- Goal of the exercise:
Gather from the material every line that contains the string "this".

------------------------------

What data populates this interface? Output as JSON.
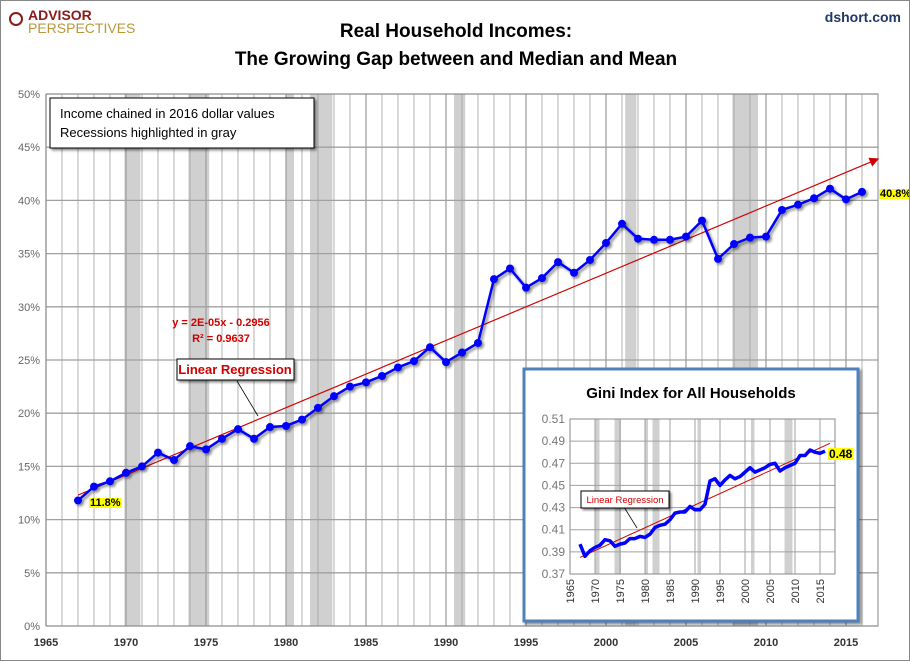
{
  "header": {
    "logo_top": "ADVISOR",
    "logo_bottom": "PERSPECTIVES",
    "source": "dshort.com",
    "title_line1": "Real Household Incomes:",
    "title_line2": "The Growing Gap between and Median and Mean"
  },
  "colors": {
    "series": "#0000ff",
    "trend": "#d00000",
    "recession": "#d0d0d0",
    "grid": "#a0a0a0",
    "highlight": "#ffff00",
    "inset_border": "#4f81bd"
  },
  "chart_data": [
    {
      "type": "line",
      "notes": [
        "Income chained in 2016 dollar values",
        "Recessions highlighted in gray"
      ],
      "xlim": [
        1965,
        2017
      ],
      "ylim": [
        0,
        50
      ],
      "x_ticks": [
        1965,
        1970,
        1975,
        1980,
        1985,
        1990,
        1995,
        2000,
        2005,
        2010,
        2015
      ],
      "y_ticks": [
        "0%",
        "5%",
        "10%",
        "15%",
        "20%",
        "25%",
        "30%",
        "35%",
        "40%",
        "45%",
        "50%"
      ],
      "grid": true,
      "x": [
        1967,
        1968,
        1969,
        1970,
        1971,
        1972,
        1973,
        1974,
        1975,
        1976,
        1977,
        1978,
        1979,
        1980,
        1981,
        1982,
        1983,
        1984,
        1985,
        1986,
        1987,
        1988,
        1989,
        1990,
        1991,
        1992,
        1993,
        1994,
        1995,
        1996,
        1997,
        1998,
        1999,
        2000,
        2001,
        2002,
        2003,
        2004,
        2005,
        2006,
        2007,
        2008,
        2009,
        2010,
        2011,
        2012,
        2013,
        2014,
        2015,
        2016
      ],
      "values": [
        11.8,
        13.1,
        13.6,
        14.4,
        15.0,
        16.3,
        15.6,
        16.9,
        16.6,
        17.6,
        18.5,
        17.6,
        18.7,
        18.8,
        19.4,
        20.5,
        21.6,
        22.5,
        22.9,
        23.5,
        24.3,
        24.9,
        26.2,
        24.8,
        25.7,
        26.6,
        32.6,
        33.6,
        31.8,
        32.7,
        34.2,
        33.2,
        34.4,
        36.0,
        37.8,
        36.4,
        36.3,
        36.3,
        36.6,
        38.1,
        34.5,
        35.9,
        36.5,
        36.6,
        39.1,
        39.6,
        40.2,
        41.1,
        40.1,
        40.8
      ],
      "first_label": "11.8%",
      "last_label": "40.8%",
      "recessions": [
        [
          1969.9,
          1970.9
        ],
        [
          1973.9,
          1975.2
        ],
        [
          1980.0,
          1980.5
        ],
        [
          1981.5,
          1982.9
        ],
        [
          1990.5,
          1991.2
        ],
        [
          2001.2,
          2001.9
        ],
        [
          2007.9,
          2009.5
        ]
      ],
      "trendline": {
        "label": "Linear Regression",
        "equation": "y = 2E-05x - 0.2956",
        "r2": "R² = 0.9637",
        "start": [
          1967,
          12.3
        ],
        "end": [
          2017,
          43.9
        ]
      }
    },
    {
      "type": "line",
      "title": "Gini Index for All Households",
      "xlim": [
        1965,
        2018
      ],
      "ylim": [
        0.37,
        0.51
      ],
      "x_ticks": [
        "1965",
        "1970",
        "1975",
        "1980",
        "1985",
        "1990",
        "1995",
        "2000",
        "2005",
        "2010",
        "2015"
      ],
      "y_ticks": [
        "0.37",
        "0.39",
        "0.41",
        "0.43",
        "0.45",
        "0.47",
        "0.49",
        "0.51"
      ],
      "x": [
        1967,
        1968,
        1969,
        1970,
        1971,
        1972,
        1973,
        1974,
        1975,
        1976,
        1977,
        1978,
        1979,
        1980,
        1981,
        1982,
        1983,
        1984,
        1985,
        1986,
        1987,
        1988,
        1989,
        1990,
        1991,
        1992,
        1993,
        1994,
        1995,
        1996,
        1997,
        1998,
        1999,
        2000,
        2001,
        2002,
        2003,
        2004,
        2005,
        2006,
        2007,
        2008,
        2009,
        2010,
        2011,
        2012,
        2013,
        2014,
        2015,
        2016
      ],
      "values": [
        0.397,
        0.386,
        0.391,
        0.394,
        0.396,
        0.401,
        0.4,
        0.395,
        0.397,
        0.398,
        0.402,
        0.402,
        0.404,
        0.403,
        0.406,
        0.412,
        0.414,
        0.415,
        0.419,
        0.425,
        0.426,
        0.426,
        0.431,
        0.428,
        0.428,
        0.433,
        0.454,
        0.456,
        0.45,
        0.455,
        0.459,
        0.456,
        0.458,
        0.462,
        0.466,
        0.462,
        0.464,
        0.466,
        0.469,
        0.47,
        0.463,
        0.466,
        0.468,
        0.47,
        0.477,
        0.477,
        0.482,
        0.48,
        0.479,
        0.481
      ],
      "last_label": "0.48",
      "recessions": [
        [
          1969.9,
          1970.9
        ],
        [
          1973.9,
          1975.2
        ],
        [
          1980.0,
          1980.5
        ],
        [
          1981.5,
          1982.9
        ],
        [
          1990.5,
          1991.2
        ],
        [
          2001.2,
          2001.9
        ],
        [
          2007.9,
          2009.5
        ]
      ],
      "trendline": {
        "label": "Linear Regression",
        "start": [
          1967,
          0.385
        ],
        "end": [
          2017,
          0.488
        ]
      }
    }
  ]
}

------------------------------

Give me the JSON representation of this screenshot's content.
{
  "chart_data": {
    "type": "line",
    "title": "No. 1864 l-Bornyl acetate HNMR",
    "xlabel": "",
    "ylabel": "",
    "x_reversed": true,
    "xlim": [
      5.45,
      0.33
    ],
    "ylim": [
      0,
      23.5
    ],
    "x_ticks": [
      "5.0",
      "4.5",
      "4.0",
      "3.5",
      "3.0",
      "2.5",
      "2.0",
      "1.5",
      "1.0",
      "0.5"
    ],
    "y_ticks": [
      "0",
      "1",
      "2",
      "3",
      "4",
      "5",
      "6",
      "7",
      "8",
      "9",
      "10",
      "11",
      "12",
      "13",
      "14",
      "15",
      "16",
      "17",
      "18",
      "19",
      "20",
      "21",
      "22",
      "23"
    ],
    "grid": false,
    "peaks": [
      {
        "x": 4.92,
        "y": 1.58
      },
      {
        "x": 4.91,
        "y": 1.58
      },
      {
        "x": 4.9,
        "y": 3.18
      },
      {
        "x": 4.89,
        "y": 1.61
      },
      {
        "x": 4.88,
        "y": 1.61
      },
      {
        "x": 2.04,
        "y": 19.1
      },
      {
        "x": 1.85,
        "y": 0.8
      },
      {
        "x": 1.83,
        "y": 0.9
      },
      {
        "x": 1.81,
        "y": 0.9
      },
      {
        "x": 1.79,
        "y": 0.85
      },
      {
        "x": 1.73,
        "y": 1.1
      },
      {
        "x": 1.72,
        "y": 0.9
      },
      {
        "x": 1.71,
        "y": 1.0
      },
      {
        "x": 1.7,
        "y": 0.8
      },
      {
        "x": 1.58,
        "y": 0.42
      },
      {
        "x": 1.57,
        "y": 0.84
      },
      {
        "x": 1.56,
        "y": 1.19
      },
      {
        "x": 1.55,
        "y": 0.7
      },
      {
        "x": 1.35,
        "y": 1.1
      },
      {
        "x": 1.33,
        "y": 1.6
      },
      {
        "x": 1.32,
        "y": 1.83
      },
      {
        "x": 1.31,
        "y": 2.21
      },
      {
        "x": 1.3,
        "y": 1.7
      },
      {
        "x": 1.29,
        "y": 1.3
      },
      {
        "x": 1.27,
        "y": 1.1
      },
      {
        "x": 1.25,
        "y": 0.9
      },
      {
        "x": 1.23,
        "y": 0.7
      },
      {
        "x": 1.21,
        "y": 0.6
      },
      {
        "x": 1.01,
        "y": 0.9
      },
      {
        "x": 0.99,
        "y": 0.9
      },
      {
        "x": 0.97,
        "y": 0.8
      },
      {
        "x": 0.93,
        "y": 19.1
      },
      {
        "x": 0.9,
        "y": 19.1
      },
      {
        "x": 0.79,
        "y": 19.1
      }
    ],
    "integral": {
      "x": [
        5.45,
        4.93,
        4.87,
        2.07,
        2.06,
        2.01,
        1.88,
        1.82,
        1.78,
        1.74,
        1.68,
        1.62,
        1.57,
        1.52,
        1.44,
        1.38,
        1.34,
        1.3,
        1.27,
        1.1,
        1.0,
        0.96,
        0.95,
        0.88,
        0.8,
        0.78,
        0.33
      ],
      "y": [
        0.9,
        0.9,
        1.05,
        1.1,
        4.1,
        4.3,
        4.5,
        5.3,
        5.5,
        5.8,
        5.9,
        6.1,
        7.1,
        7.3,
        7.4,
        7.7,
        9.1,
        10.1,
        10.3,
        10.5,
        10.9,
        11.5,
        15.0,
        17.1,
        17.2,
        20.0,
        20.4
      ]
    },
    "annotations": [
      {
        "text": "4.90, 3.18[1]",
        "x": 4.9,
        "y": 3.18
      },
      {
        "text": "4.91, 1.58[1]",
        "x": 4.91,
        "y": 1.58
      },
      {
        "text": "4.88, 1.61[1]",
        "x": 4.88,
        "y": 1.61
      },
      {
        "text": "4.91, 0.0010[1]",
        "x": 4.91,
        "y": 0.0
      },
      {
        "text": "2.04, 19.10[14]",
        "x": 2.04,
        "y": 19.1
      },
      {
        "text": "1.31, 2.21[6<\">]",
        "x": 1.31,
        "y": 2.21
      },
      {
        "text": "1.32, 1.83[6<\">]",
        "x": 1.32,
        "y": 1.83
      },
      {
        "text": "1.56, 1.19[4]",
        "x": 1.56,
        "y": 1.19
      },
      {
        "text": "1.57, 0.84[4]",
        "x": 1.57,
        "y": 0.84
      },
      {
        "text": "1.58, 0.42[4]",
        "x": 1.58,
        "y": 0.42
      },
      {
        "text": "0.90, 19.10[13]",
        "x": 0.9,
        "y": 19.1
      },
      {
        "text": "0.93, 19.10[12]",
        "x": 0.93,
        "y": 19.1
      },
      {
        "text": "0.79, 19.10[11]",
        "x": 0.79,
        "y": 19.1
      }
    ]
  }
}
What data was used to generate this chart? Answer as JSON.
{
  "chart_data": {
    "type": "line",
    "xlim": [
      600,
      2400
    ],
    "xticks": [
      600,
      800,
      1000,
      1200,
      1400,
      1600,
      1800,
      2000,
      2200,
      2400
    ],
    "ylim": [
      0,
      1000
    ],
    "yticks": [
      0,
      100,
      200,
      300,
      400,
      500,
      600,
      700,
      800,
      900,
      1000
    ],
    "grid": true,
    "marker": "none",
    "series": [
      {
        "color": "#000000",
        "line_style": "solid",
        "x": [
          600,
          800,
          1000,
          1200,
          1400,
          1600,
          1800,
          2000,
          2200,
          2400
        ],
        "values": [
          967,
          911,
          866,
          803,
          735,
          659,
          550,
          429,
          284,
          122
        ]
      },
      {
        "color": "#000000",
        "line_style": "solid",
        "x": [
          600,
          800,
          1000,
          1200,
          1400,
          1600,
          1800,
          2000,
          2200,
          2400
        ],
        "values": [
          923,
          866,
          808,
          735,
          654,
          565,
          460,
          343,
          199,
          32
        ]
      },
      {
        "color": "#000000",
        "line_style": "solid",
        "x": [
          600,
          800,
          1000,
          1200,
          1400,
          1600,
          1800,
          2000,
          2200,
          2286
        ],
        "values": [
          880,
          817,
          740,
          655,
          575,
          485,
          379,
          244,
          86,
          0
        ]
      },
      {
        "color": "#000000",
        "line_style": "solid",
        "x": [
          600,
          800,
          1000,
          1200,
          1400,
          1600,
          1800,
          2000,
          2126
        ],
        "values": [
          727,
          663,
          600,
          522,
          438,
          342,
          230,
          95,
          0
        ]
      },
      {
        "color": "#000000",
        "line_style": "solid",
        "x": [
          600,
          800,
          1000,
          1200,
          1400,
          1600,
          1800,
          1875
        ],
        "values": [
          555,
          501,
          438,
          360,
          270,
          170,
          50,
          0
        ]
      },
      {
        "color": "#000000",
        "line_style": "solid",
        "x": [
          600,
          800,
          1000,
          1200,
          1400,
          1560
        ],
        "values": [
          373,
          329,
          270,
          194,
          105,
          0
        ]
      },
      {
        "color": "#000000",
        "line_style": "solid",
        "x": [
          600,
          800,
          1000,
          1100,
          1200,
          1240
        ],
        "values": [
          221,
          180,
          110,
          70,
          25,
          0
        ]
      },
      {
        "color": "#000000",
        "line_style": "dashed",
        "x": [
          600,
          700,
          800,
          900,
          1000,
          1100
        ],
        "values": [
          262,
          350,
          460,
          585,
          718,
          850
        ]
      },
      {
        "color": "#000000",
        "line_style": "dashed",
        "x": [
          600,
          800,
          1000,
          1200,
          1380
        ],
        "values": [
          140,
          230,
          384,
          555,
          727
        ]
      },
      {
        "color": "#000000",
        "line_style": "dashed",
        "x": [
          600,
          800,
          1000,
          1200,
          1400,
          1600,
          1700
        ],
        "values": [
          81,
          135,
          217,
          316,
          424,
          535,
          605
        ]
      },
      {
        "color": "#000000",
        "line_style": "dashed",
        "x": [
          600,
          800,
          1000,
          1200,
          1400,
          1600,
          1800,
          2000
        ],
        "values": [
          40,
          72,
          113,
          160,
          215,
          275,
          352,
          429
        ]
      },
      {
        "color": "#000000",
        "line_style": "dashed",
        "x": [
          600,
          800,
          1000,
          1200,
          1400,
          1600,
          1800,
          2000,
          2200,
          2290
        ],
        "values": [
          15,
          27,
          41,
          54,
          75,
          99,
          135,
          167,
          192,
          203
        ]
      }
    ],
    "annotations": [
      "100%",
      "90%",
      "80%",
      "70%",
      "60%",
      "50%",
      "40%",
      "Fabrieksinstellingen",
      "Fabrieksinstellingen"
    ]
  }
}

------------------------------

- Result of the task:
What data populates this interface? Output as JSON.
Give me the JSON representation of this screenshot's content.
What data was used to generate this chart? Answer as JSON.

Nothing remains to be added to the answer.